(Collected data)
▶

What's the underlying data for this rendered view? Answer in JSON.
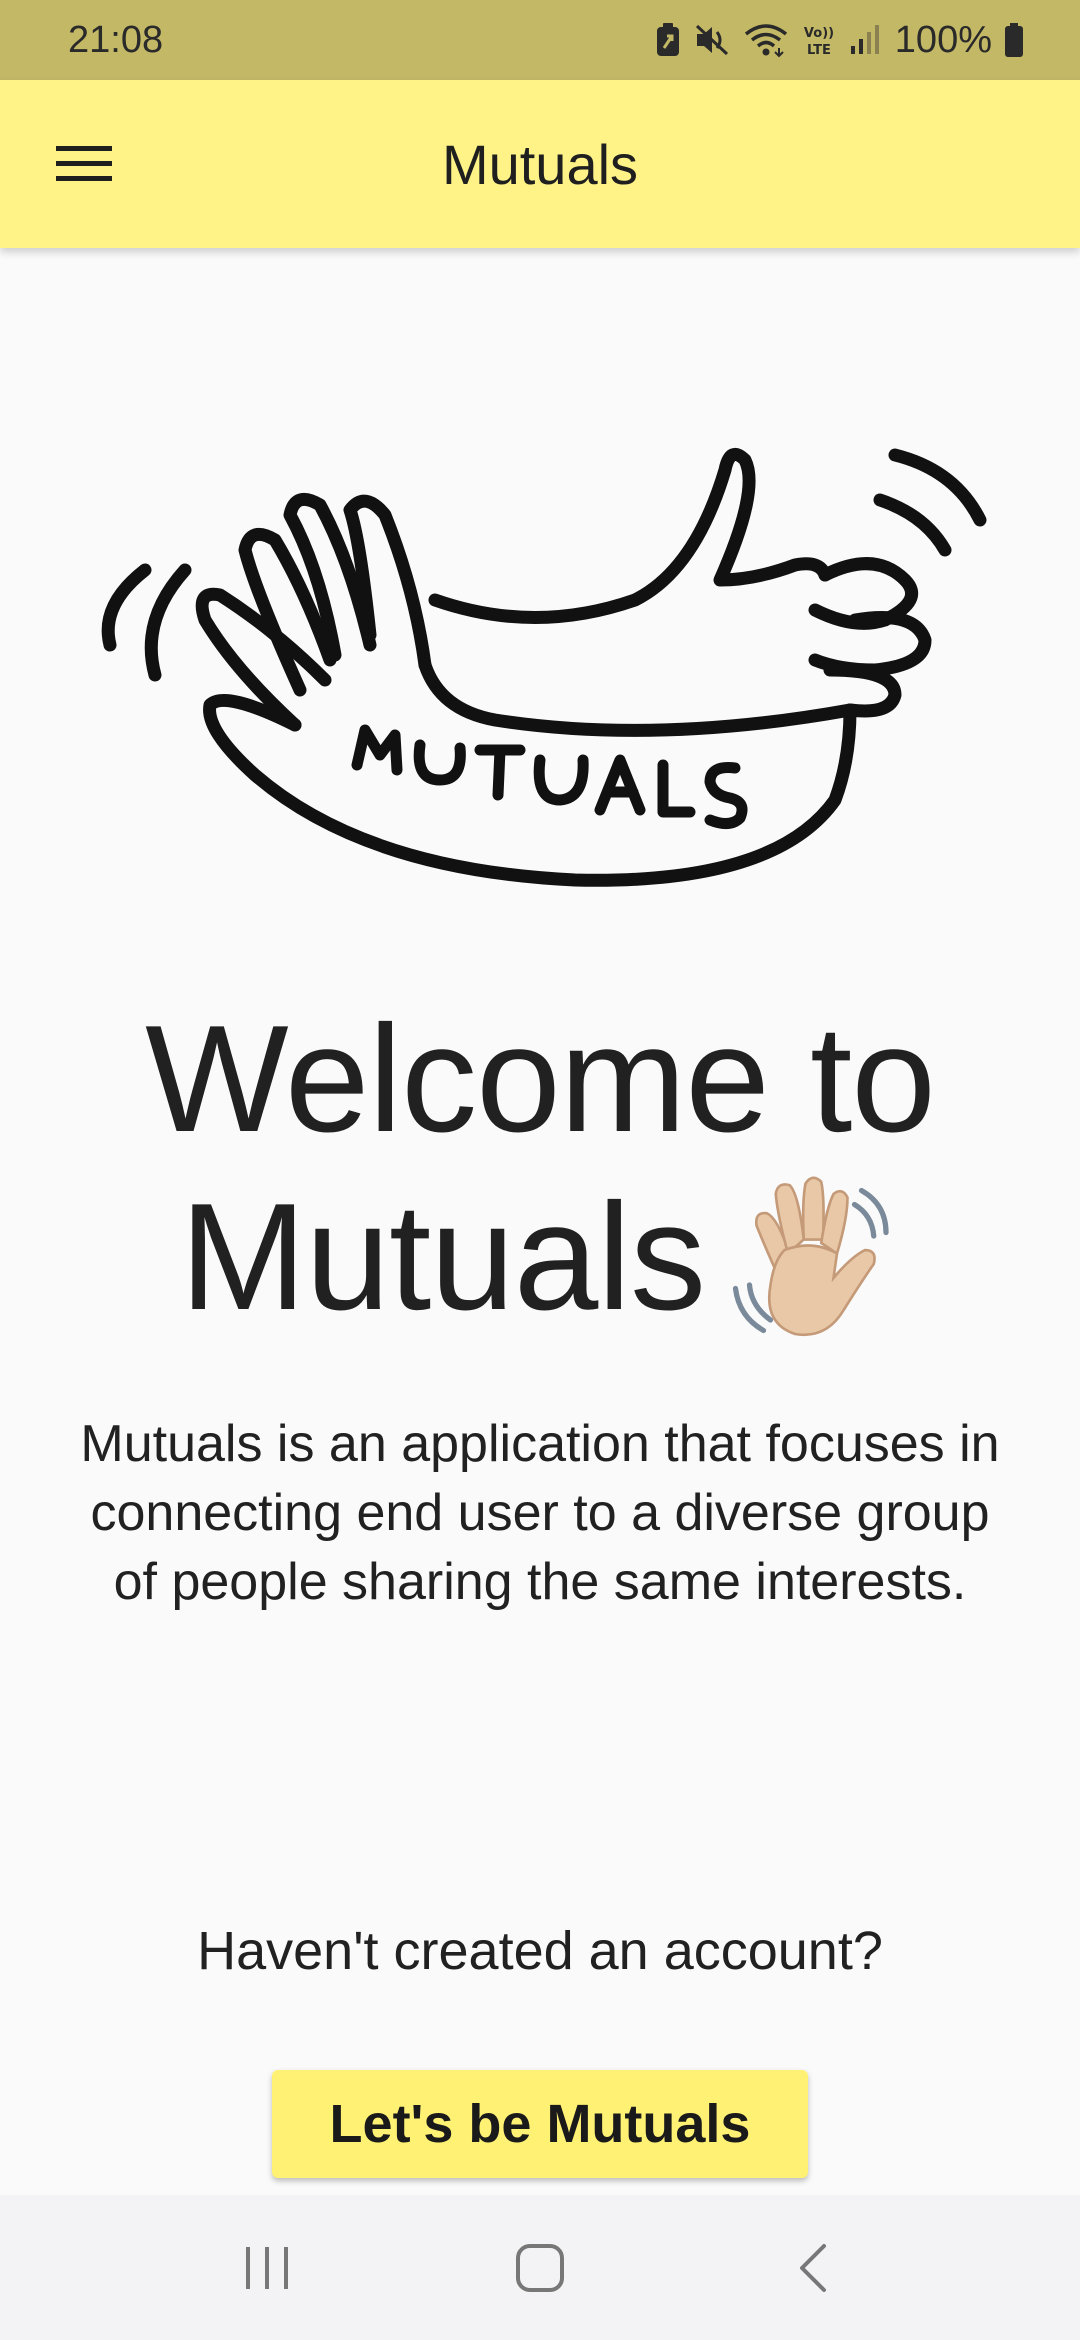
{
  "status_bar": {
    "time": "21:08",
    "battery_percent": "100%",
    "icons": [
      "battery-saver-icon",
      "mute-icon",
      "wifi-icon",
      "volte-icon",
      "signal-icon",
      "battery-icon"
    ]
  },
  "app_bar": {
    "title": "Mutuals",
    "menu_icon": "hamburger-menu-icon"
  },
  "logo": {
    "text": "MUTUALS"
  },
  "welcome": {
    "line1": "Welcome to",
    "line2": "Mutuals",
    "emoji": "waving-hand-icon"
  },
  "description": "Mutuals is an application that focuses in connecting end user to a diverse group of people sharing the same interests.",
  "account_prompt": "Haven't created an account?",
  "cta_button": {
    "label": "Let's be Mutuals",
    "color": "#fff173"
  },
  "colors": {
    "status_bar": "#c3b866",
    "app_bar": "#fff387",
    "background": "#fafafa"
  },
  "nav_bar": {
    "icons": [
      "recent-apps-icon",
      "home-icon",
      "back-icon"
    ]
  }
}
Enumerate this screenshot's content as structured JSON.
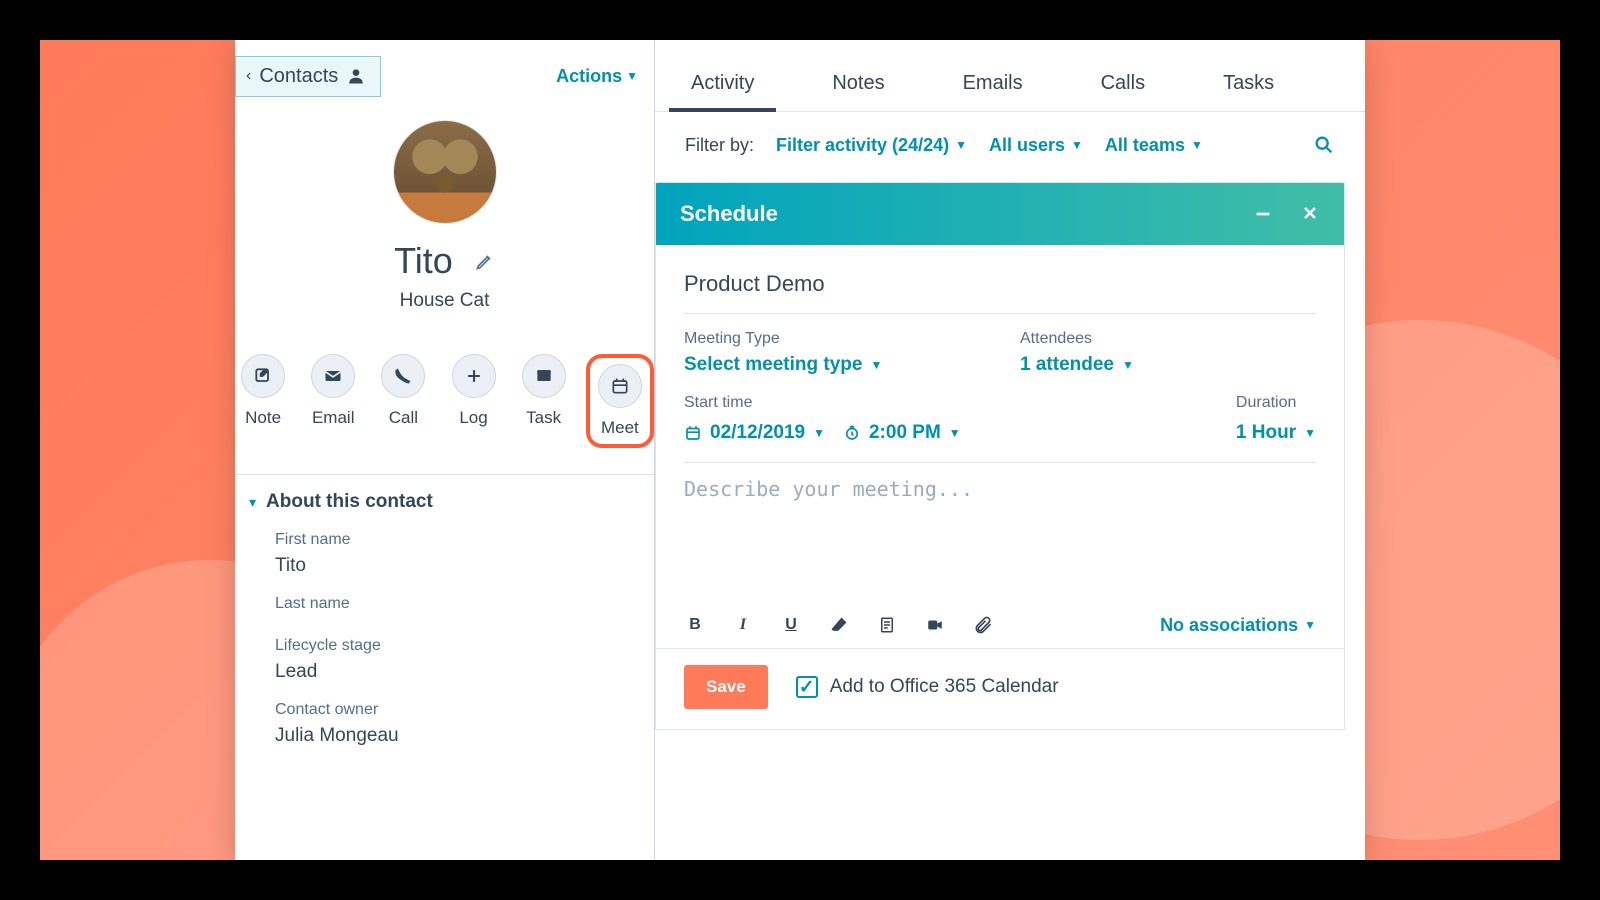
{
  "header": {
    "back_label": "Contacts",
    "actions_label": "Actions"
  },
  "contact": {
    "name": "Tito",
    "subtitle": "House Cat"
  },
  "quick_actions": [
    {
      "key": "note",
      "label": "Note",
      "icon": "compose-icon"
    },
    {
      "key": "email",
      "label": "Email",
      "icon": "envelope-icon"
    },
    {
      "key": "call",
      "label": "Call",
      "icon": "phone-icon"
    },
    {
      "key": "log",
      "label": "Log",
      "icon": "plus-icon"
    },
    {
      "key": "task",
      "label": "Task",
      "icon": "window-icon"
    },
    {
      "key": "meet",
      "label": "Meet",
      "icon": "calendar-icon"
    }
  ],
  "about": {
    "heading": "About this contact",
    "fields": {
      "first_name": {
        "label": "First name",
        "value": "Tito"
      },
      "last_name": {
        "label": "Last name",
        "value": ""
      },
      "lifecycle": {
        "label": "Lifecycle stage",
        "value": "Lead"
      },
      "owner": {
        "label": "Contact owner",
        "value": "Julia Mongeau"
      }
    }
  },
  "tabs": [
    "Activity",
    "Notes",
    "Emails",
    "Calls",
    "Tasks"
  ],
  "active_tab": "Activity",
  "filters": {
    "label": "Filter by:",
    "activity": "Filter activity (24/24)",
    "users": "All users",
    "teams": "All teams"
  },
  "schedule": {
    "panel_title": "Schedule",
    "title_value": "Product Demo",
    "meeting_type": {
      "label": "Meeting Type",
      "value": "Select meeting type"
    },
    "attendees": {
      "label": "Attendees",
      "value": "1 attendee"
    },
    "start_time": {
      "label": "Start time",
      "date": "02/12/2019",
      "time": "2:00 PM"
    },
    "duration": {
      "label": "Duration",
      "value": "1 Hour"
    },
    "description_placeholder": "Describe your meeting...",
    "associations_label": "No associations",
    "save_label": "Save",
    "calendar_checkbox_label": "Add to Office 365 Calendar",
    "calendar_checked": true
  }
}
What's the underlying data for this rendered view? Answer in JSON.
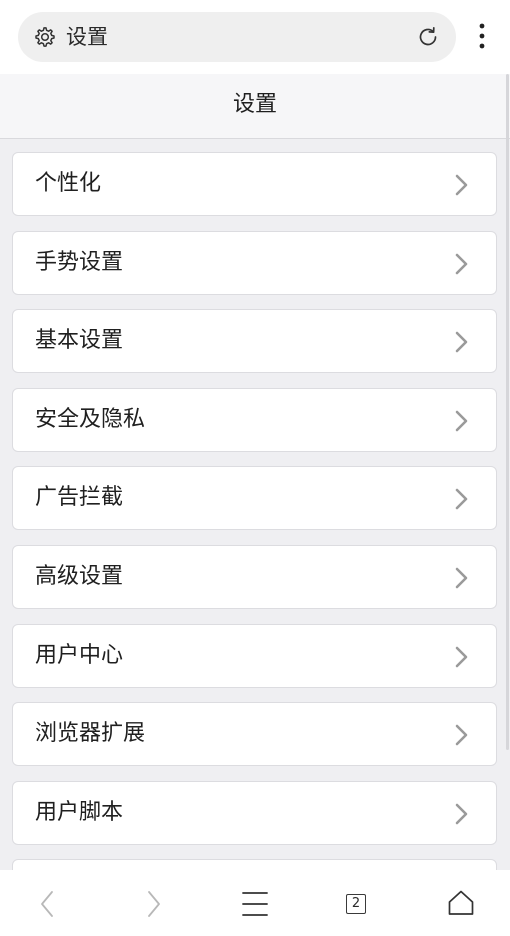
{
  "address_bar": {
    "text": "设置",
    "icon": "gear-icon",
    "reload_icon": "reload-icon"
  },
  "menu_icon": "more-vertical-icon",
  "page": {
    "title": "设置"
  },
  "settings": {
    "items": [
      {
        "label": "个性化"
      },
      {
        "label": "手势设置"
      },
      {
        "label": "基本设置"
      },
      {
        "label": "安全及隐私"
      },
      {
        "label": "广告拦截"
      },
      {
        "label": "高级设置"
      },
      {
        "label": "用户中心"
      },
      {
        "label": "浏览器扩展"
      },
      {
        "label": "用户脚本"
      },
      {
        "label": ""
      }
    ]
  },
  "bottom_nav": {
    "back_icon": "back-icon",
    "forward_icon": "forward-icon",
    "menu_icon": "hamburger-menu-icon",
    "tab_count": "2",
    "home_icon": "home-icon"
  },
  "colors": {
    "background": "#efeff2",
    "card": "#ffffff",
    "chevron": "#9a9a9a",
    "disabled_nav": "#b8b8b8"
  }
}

◀

### Task description:
Leave out all pictures, then copy the remaining material exactly.

### Solution:
What's the underlying data for this rendered view? Answer in JSON.
{
  "status_bar": {
    "time": "21:08",
    "battery_percent": "100%",
    "icons": [
      "battery-saver-icon",
      "mute-icon",
      "wifi-icon",
      "volte-icon",
      "signal-icon",
      "battery-icon"
    ]
  },
  "app_bar": {
    "title": "Mutuals",
    "menu_icon": "hamburger-menu-icon"
  },
  "logo": {
    "text": "MUTUALS"
  },
  "welcome": {
    "line1": "Welcome to",
    "line2": "Mutuals",
    "emoji": "waving-hand-icon"
  },
  "description": "Mutuals is an application that focuses in connecting end user to a diverse group of people sharing the same interests.",
  "account_prompt": "Haven't created an account?",
  "cta_button": {
    "label": "Let's be Mutuals",
    "color": "#fff173"
  },
  "colors": {
    "status_bar": "#c3b866",
    "app_bar": "#fff387",
    "background": "#fafafa"
  },
  "nav_bar": {
    "icons": [
      "recent-apps-icon",
      "home-icon",
      "back-icon"
    ]
  }
}
Enumerate this screenshot's content as structured JSON.
{
  "header": {
    "back_label": "Contacts",
    "actions_label": "Actions"
  },
  "contact": {
    "name": "Tito",
    "subtitle": "House Cat"
  },
  "quick_actions": [
    {
      "key": "note",
      "label": "Note",
      "icon": "compose-icon"
    },
    {
      "key": "email",
      "label": "Email",
      "icon": "envelope-icon"
    },
    {
      "key": "call",
      "label": "Call",
      "icon": "phone-icon"
    },
    {
      "key": "log",
      "label": "Log",
      "icon": "plus-icon"
    },
    {
      "key": "task",
      "label": "Task",
      "icon": "window-icon"
    },
    {
      "key": "meet",
      "label": "Meet",
      "icon": "calendar-icon"
    }
  ],
  "about": {
    "heading": "About this contact",
    "fields": {
      "first_name": {
        "label": "First name",
        "value": "Tito"
      },
      "last_name": {
        "label": "Last name",
        "value": ""
      },
      "lifecycle": {
        "label": "Lifecycle stage",
        "value": "Lead"
      },
      "owner": {
        "label": "Contact owner",
        "value": "Julia Mongeau"
      }
    }
  },
  "tabs": [
    "Activity",
    "Notes",
    "Emails",
    "Calls",
    "Tasks"
  ],
  "active_tab": "Activity",
  "filters": {
    "label": "Filter by:",
    "activity": "Filter activity (24/24)",
    "users": "All users",
    "teams": "All teams"
  },
  "schedule": {
    "panel_title": "Schedule",
    "title_value": "Product Demo",
    "meeting_type": {
      "label": "Meeting Type",
      "value": "Select meeting type"
    },
    "attendees": {
      "label": "Attendees",
      "value": "1 attendee"
    },
    "start_time": {
      "label": "Start time",
      "date": "02/12/2019",
      "time": "2:00 PM"
    },
    "duration": {
      "label": "Duration",
      "value": "1 Hour"
    },
    "description_placeholder": "Describe your meeting...",
    "associations_label": "No associations",
    "save_label": "Save",
    "calendar_checkbox_label": "Add to Office 365 Calendar",
    "calendar_checked": true
  }
}
What's the underlying data for this rendered view? Answer in JSON.
{
  "address_bar": {
    "text": "设置",
    "icon": "gear-icon",
    "reload_icon": "reload-icon"
  },
  "menu_icon": "more-vertical-icon",
  "page": {
    "title": "设置"
  },
  "settings": {
    "items": [
      {
        "label": "个性化"
      },
      {
        "label": "手势设置"
      },
      {
        "label": "基本设置"
      },
      {
        "label": "安全及隐私"
      },
      {
        "label": "广告拦截"
      },
      {
        "label": "高级设置"
      },
      {
        "label": "用户中心"
      },
      {
        "label": "浏览器扩展"
      },
      {
        "label": "用户脚本"
      },
      {
        "label": ""
      }
    ]
  },
  "bottom_nav": {
    "back_icon": "back-icon",
    "forward_icon": "forward-icon",
    "menu_icon": "hamburger-menu-icon",
    "tab_count": "2",
    "home_icon": "home-icon"
  },
  "colors": {
    "background": "#efeff2",
    "card": "#ffffff",
    "chevron": "#9a9a9a",
    "disabled_nav": "#b8b8b8"
  }
}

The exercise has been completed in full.